**Data shown**
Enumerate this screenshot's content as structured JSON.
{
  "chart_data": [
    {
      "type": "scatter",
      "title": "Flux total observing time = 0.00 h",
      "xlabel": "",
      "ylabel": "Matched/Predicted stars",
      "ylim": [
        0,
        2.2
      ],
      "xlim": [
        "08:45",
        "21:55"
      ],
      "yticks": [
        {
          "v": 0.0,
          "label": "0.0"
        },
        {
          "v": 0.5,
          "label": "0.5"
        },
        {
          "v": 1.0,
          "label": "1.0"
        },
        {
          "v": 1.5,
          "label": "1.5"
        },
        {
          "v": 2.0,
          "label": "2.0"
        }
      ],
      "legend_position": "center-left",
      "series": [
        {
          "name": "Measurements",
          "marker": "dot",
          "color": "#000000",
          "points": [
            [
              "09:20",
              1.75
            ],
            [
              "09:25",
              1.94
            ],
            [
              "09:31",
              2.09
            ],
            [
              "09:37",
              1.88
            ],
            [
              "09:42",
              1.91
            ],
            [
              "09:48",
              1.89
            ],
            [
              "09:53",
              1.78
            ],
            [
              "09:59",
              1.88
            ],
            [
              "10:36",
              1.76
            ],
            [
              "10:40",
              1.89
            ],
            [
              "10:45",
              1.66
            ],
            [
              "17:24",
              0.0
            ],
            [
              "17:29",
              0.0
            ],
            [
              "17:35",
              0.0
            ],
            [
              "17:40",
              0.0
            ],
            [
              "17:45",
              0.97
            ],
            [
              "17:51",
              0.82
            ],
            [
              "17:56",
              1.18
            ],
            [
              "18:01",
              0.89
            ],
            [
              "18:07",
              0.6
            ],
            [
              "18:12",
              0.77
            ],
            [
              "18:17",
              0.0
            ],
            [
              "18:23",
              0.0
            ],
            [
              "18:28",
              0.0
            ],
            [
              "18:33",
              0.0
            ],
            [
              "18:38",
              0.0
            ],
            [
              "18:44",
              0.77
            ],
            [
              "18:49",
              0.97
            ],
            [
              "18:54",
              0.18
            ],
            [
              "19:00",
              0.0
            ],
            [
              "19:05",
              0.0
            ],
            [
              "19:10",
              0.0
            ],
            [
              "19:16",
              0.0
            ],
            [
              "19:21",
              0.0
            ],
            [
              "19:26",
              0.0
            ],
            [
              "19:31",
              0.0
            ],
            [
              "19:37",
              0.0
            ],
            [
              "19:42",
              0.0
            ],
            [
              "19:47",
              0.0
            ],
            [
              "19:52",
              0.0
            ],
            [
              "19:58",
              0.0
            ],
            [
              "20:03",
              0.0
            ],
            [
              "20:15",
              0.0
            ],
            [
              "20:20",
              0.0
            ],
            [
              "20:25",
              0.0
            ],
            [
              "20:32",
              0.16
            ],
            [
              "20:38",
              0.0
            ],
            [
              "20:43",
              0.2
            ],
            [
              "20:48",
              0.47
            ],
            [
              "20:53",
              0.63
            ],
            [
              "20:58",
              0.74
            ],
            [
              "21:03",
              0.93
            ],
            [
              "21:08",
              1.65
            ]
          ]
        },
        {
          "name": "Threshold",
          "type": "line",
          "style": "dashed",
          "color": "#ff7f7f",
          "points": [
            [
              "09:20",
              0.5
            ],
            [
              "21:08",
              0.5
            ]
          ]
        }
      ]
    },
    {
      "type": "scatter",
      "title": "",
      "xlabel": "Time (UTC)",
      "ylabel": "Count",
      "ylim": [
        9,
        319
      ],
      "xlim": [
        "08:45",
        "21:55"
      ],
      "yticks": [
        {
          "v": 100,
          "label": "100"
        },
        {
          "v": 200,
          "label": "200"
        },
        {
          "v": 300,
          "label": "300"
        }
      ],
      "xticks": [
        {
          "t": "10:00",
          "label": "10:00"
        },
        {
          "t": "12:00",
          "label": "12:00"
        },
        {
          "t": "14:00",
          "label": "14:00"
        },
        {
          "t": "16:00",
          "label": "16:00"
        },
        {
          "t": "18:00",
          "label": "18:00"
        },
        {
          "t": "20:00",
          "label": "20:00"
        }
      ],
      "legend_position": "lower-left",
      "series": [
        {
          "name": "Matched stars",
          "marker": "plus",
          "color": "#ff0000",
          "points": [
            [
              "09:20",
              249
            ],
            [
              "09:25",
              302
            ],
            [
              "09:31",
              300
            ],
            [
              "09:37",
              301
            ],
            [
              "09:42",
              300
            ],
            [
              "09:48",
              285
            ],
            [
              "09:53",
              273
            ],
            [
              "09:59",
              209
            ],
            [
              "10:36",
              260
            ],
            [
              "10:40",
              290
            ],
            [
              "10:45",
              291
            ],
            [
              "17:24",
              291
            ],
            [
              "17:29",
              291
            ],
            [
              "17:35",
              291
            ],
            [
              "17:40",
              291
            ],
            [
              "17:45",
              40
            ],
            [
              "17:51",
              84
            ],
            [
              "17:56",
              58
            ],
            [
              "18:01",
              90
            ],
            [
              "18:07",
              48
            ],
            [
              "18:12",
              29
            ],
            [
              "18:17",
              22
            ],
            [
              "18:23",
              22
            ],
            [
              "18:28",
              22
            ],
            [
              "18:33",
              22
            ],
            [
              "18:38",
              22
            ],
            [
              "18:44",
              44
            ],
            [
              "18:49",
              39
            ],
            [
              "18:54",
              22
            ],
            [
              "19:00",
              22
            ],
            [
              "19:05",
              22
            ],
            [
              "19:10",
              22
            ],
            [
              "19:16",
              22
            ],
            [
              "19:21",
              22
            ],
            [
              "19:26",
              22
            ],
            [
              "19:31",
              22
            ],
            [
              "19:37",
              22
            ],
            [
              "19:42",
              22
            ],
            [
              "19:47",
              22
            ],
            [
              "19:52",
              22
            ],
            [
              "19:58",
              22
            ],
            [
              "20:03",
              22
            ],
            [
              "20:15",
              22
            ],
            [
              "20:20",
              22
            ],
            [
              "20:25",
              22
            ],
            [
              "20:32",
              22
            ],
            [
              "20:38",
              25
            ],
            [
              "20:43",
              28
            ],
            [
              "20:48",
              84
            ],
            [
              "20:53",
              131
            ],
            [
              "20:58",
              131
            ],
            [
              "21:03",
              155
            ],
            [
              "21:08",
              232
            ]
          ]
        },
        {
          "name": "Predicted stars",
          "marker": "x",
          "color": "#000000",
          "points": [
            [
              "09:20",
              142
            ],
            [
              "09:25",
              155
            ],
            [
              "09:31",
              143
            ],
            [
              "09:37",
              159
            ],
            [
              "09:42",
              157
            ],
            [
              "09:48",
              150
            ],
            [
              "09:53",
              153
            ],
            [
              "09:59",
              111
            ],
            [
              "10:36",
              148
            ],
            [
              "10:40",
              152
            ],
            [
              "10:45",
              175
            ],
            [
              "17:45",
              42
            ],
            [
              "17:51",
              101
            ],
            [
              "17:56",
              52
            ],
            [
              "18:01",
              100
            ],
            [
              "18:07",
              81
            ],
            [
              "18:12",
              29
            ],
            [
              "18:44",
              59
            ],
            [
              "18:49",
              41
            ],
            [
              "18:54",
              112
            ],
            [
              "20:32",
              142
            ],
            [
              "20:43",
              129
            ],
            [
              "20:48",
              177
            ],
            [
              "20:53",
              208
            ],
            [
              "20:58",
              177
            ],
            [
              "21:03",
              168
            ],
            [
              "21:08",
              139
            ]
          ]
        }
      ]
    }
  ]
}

**Set exercise**
Say how many lines in this material hold "Predicted", and say nothing else.

**Solution to the problem**
2